■ SOURCE DATA ■

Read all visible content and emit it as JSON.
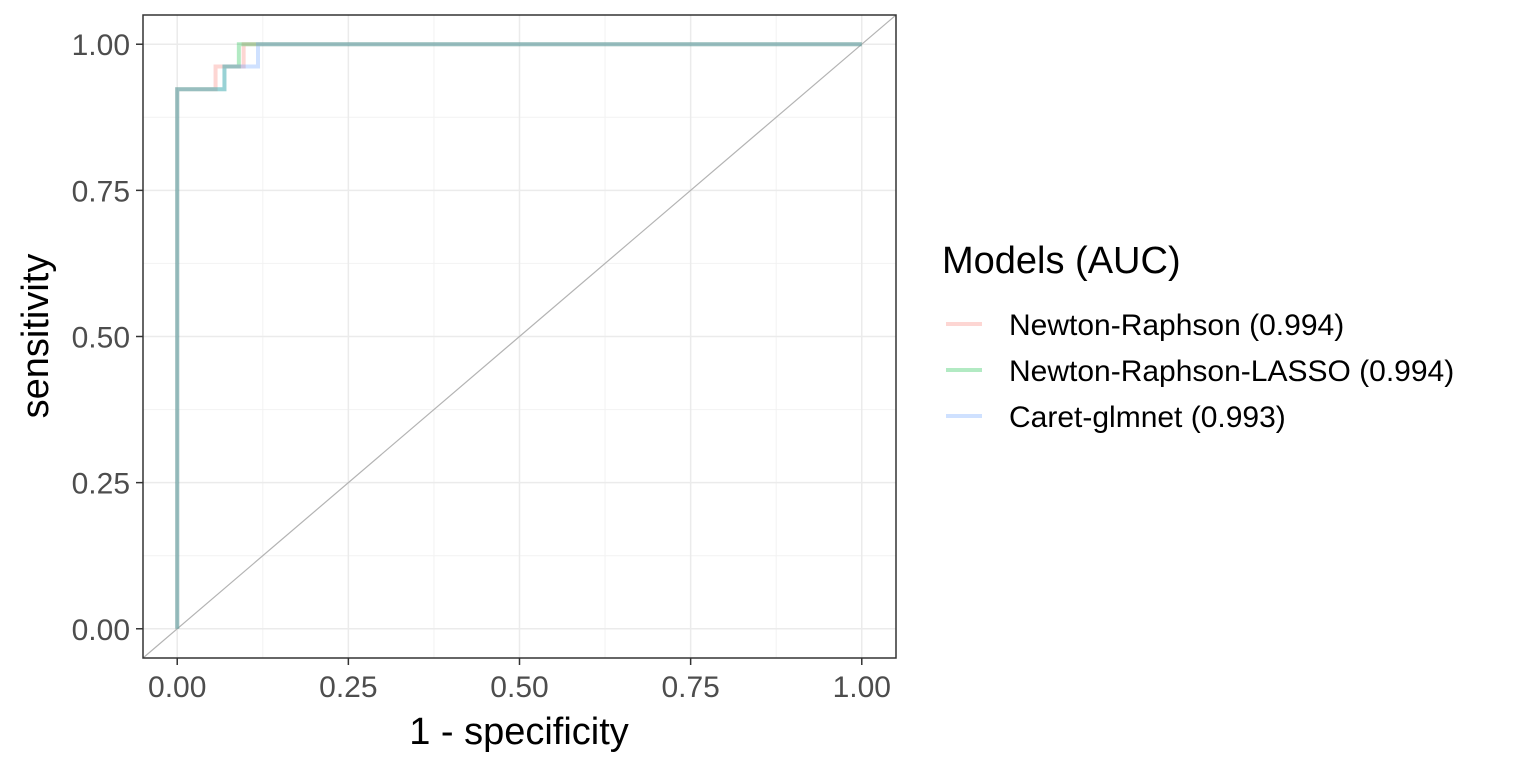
{
  "chart_data": {
    "type": "line",
    "xlabel": "1 - specificity",
    "ylabel": "sensitivity",
    "xlim": [
      -0.05,
      1.05
    ],
    "ylim": [
      -0.05,
      1.05
    ],
    "x_ticks": [
      "0.00",
      "0.25",
      "0.50",
      "0.75",
      "1.00"
    ],
    "y_ticks": [
      "0.00",
      "0.25",
      "0.50",
      "0.75",
      "1.00"
    ],
    "grid": true,
    "reference_line": {
      "x": [
        0,
        1
      ],
      "y": [
        0,
        1
      ],
      "color": "#b3b3b3"
    },
    "legend": {
      "title": "Models (AUC)",
      "position": "right"
    },
    "series": [
      {
        "name": "Newton-Raphson (0.994)",
        "color": "#f8766d",
        "x": [
          0,
          0,
          0.056,
          0.056,
          0.097,
          0.097,
          1.0
        ],
        "y": [
          0,
          0.923,
          0.923,
          0.962,
          0.962,
          1.0,
          1.0
        ]
      },
      {
        "name": "Newton-Raphson-LASSO (0.994)",
        "color": "#00ba38",
        "x": [
          0,
          0,
          0.069,
          0.069,
          0.09,
          0.09,
          1.0
        ],
        "y": [
          0,
          0.923,
          0.923,
          0.962,
          0.962,
          1.0,
          1.0
        ]
      },
      {
        "name": "Caret-glmnet (0.993)",
        "color": "#619cff",
        "x": [
          0,
          0,
          0.069,
          0.069,
          0.118,
          0.118,
          1.0
        ],
        "y": [
          0,
          0.923,
          0.923,
          0.962,
          0.962,
          1.0,
          1.0
        ]
      }
    ]
  }
}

■ PROBLEM DETAILS ■
Omitting all images, print the listing exactly.

■ OUTPUT OF THE TASK ■
Read all visible content and emit it as JSON.
{
  "chart_data": {
    "type": "line",
    "xlabel": "1 - specificity",
    "ylabel": "sensitivity",
    "xlim": [
      -0.05,
      1.05
    ],
    "ylim": [
      -0.05,
      1.05
    ],
    "x_ticks": [
      "0.00",
      "0.25",
      "0.50",
      "0.75",
      "1.00"
    ],
    "y_ticks": [
      "0.00",
      "0.25",
      "0.50",
      "0.75",
      "1.00"
    ],
    "grid": true,
    "reference_line": {
      "x": [
        0,
        1
      ],
      "y": [
        0,
        1
      ],
      "color": "#b3b3b3"
    },
    "legend": {
      "title": "Models (AUC)",
      "position": "right"
    },
    "series": [
      {
        "name": "Newton-Raphson (0.994)",
        "color": "#f8766d",
        "x": [
          0,
          0,
          0.056,
          0.056,
          0.097,
          0.097,
          1.0
        ],
        "y": [
          0,
          0.923,
          0.923,
          0.962,
          0.962,
          1.0,
          1.0
        ]
      },
      {
        "name": "Newton-Raphson-LASSO (0.994)",
        "color": "#00ba38",
        "x": [
          0,
          0,
          0.069,
          0.069,
          0.09,
          0.09,
          1.0
        ],
        "y": [
          0,
          0.923,
          0.923,
          0.962,
          0.962,
          1.0,
          1.0
        ]
      },
      {
        "name": "Caret-glmnet (0.993)",
        "color": "#619cff",
        "x": [
          0,
          0,
          0.069,
          0.069,
          0.118,
          0.118,
          1.0
        ],
        "y": [
          0,
          0.923,
          0.923,
          0.962,
          0.962,
          1.0,
          1.0
        ]
      }
    ]
  }
}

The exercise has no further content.